- Your task
Lines that contain the string "None" are to be copied; leave out all others.

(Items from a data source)
** begin **

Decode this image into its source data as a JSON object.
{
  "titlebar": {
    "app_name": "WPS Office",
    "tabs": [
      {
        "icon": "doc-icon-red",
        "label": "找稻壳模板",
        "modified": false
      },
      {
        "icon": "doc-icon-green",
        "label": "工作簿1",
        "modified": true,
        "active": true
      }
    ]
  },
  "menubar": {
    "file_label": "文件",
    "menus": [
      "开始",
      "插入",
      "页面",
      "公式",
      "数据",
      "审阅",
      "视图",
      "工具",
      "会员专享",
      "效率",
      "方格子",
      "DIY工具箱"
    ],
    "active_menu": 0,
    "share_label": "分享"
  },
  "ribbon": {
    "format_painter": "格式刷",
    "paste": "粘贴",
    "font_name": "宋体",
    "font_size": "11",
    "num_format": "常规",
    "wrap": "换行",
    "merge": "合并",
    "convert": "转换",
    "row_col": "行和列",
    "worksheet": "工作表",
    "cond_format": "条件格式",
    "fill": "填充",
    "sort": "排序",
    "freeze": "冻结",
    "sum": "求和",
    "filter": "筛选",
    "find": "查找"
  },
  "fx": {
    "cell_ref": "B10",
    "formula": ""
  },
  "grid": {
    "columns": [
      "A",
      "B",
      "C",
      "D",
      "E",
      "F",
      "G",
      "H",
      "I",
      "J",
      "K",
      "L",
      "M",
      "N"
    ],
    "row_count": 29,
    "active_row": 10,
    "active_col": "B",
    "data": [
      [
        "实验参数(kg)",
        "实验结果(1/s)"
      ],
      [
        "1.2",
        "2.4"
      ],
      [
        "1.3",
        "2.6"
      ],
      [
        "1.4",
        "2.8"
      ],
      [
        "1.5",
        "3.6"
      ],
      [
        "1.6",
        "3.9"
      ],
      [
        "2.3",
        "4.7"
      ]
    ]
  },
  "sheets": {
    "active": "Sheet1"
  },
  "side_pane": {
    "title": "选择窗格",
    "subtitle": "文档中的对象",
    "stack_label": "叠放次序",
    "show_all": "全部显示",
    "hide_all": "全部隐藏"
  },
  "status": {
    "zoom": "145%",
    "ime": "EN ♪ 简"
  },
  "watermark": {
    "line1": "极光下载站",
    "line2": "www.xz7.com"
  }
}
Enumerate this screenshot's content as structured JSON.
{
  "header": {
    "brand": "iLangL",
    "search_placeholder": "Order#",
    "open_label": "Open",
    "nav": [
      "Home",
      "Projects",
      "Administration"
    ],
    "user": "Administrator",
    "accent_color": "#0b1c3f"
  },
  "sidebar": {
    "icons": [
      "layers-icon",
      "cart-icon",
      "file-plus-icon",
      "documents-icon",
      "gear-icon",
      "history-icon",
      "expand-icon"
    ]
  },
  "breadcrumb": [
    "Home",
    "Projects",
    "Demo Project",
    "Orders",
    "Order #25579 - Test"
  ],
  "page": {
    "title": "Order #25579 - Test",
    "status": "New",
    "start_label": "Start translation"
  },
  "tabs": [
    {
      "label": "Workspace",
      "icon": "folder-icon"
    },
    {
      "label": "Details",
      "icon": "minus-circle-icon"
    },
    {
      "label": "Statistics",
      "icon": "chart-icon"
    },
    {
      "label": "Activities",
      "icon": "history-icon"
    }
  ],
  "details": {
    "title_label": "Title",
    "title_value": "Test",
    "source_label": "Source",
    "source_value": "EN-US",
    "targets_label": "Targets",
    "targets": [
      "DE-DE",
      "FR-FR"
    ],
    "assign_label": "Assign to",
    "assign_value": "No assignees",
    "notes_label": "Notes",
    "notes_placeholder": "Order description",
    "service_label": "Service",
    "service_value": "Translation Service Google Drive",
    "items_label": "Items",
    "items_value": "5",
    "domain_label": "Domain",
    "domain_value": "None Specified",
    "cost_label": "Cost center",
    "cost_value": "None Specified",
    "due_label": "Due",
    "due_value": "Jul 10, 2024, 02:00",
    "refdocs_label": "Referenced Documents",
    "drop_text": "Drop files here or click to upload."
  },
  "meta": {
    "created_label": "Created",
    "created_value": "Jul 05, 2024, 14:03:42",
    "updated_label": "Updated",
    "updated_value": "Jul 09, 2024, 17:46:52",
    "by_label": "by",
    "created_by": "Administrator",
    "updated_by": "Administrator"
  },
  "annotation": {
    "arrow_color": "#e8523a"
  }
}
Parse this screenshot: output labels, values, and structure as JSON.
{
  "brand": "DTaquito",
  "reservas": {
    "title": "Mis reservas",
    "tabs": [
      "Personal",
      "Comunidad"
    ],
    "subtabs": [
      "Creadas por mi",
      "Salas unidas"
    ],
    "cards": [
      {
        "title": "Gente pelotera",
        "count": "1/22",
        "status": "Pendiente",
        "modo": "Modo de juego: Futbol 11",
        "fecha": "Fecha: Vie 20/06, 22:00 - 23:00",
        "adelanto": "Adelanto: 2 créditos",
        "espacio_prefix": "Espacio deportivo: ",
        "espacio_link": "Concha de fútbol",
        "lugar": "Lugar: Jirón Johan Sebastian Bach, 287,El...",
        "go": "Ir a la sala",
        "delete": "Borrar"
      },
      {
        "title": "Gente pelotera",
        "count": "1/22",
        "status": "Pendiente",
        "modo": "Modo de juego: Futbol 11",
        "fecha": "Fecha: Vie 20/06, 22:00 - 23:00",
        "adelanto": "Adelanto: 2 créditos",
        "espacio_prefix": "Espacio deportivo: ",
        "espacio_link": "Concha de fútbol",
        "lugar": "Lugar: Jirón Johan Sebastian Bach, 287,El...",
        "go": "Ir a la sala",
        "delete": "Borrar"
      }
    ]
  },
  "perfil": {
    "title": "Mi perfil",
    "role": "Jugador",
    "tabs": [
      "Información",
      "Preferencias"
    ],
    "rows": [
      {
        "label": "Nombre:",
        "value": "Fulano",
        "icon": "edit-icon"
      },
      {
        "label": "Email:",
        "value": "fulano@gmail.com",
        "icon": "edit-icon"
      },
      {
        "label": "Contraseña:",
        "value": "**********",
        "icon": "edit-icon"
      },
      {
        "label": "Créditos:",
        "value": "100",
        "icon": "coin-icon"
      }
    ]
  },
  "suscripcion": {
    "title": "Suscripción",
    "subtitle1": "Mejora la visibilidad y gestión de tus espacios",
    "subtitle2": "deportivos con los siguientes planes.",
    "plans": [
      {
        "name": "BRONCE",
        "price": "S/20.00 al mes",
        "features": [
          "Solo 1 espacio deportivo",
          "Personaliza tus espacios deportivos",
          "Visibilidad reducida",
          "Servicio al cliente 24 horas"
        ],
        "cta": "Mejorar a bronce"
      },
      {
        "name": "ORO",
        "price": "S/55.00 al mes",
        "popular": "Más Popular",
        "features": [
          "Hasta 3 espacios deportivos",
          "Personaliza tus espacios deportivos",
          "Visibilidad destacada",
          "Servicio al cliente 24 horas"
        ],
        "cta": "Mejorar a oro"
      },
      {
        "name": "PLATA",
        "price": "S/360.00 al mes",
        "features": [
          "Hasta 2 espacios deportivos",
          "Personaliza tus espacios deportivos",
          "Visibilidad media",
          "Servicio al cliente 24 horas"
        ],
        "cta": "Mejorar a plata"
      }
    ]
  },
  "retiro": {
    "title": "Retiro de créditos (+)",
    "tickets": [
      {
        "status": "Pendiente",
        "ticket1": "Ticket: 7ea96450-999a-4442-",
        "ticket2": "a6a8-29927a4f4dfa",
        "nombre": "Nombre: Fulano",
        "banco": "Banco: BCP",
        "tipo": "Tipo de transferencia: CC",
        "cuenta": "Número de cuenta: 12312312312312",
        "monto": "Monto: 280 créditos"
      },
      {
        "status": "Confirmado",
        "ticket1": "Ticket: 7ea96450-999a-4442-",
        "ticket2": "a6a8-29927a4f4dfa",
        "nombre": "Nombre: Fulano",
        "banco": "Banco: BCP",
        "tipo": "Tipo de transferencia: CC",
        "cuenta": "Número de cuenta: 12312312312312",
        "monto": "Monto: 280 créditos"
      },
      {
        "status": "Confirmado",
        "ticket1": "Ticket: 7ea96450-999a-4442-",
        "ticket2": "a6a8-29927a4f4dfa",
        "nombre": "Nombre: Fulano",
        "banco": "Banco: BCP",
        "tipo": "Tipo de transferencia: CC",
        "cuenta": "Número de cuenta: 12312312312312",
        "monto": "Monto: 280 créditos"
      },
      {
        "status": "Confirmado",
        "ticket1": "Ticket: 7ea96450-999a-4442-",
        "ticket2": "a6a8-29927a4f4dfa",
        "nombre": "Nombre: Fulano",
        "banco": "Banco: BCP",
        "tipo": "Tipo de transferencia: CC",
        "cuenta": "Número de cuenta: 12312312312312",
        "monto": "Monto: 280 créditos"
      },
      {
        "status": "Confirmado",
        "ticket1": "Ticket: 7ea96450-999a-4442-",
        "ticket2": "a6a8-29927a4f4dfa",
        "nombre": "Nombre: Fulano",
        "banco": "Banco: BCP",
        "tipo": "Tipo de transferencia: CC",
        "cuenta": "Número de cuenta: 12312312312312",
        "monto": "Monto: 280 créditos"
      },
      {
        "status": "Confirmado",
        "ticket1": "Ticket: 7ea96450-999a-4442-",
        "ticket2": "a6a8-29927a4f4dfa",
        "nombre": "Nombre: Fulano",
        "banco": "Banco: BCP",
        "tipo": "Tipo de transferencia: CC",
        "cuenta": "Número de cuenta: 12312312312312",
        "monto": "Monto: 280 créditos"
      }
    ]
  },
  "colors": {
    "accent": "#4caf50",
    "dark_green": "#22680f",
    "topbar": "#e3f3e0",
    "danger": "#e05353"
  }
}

** end **

- Task answer
    "domain_value": "None Specified",
    "cost_value": "None Specified",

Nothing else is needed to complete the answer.